▶ [REQUIRED WORK]:
Select the lines of the records containing the word "title" and list them.

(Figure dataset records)

# # # # # # #

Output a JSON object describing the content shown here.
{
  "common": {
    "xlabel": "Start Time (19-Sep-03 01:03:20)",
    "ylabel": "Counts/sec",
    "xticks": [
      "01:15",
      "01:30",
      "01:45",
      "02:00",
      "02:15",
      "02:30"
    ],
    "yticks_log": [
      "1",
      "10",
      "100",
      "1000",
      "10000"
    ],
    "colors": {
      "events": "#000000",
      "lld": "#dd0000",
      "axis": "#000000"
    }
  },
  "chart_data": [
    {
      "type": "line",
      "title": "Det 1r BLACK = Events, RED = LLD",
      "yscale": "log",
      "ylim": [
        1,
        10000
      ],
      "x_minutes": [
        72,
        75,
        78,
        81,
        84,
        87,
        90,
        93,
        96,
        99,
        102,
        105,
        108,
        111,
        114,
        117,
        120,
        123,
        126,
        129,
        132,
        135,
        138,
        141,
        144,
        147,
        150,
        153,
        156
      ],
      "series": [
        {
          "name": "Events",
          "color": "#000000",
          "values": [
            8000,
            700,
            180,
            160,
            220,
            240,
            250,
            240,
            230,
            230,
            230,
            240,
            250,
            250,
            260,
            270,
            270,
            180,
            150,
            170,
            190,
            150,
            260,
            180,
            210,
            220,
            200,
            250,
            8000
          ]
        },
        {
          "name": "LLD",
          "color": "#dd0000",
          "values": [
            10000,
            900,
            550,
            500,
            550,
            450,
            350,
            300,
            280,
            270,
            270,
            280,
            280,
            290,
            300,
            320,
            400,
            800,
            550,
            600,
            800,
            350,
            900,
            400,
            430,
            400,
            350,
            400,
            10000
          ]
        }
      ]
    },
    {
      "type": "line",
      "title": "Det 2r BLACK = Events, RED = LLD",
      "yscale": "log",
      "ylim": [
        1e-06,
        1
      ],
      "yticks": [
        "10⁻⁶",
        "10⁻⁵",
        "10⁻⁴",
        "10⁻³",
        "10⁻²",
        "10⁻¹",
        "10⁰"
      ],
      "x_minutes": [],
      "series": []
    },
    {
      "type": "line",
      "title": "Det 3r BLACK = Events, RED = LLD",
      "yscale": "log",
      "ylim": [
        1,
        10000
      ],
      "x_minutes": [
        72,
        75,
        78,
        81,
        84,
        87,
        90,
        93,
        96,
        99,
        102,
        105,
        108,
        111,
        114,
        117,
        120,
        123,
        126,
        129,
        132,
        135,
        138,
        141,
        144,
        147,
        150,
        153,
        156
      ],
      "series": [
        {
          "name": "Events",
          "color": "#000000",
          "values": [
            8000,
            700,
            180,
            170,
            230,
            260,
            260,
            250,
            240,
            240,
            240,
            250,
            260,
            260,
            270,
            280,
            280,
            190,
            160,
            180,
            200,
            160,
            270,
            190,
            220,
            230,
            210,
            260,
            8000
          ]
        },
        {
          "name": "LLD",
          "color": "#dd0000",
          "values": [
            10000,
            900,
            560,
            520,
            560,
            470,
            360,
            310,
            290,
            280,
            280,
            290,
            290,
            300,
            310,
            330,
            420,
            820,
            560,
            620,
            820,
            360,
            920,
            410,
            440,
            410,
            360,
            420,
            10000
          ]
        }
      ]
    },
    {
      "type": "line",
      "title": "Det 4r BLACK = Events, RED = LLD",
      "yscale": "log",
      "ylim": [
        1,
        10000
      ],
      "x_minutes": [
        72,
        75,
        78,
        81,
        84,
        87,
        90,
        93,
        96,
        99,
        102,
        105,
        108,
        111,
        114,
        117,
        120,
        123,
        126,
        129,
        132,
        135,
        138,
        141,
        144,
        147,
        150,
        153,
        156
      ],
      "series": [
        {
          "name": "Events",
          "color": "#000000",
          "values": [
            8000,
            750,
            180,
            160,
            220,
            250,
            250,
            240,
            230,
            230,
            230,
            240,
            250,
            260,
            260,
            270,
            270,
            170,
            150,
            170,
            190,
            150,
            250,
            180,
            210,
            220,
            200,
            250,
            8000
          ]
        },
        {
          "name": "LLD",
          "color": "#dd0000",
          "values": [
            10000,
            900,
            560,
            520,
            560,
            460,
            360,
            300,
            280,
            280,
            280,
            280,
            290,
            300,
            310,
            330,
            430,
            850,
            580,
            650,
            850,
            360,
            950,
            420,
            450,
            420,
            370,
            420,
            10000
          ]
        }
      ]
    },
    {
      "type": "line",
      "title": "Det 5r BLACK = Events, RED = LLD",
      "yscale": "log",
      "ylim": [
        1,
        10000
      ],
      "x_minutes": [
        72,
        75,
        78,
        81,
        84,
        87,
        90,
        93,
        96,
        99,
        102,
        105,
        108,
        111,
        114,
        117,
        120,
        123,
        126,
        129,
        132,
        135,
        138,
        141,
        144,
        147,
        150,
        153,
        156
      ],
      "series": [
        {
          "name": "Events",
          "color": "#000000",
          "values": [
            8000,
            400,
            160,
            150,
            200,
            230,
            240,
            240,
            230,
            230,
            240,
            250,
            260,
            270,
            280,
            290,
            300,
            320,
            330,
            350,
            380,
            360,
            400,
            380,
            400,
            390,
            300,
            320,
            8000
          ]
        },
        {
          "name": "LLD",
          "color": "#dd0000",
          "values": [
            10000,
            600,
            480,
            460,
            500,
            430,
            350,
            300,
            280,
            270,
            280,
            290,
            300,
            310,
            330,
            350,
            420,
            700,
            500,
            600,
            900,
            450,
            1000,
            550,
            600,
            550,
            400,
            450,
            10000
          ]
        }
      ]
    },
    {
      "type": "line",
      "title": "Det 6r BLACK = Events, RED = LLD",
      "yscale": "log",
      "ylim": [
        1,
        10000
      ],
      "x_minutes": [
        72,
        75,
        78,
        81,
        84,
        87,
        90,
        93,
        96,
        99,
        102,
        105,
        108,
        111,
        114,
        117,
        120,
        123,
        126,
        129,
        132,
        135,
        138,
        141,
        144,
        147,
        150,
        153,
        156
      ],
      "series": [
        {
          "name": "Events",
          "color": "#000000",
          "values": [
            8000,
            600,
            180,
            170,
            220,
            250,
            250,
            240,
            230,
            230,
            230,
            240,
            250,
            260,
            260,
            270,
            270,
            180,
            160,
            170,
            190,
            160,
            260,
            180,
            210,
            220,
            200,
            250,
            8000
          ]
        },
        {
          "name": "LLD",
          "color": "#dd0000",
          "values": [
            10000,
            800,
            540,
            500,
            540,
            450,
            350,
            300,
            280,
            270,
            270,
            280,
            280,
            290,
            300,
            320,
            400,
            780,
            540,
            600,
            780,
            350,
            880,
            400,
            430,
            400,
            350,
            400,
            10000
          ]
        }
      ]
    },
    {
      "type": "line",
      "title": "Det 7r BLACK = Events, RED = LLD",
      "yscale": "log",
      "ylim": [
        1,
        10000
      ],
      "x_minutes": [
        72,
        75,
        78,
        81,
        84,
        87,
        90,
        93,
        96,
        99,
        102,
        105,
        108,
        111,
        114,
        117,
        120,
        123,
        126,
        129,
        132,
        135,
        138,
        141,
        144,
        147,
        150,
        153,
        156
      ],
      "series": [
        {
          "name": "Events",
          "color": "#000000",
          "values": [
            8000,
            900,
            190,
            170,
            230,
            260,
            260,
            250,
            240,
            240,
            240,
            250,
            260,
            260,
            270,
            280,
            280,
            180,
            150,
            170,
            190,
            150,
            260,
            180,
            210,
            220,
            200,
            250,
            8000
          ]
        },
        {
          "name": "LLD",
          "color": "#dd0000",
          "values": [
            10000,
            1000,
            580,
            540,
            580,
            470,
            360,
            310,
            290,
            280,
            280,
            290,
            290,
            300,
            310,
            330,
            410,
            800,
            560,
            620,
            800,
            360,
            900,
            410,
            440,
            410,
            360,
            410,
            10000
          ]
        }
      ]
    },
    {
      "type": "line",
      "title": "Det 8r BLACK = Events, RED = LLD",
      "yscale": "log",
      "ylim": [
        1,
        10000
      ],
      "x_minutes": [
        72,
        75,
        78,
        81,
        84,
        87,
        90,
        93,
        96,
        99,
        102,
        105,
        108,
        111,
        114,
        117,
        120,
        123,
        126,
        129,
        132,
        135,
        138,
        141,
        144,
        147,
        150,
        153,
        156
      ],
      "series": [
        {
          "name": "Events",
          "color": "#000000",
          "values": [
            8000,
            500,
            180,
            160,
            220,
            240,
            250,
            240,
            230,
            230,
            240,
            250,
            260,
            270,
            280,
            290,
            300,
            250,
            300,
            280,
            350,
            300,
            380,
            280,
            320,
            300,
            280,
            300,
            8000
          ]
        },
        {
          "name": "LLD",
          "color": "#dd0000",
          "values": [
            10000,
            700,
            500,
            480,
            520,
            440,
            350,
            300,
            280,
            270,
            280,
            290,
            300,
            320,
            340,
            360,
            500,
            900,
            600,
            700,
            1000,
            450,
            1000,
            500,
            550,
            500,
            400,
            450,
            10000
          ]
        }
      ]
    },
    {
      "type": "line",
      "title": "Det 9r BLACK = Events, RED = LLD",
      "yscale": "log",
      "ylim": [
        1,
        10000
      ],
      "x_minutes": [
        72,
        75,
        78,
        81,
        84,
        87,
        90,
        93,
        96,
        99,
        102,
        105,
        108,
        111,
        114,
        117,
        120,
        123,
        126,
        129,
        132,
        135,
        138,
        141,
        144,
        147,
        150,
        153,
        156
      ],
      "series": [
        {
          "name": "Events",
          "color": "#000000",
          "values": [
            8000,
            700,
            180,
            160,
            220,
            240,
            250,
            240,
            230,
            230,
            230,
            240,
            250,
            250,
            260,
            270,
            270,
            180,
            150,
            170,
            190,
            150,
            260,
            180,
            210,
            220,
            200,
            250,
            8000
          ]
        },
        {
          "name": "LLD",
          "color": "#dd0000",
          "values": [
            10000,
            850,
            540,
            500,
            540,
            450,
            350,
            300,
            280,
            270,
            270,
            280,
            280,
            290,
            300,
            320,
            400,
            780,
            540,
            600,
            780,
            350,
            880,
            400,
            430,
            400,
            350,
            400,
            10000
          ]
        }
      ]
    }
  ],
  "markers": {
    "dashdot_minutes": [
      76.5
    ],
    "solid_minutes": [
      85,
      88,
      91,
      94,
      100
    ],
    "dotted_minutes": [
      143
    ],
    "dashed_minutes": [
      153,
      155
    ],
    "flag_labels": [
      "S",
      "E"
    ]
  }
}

# # # # # # #

▶ [FINISHED EXERCISE]:
      "title": "Det 1r BLACK = Events, RED = LLD",
      "title": "Det 2r BLACK = Events, RED = LLD",
      "title": "Det 3r BLACK = Events, RED = LLD",
      "title": "Det 4r BLACK = Events, RED = LLD",
      "title": "Det 5r BLACK = Events, RED = LLD",
      "title": "Det 6r BLACK = Events, RED = LLD",
      "title": "Det 7r BLACK = Events, RED = LLD",
      "title": "Det 8r BLACK = Events, RED = LLD",
      "title": "Det 9r BLACK = Events, RED = LLD",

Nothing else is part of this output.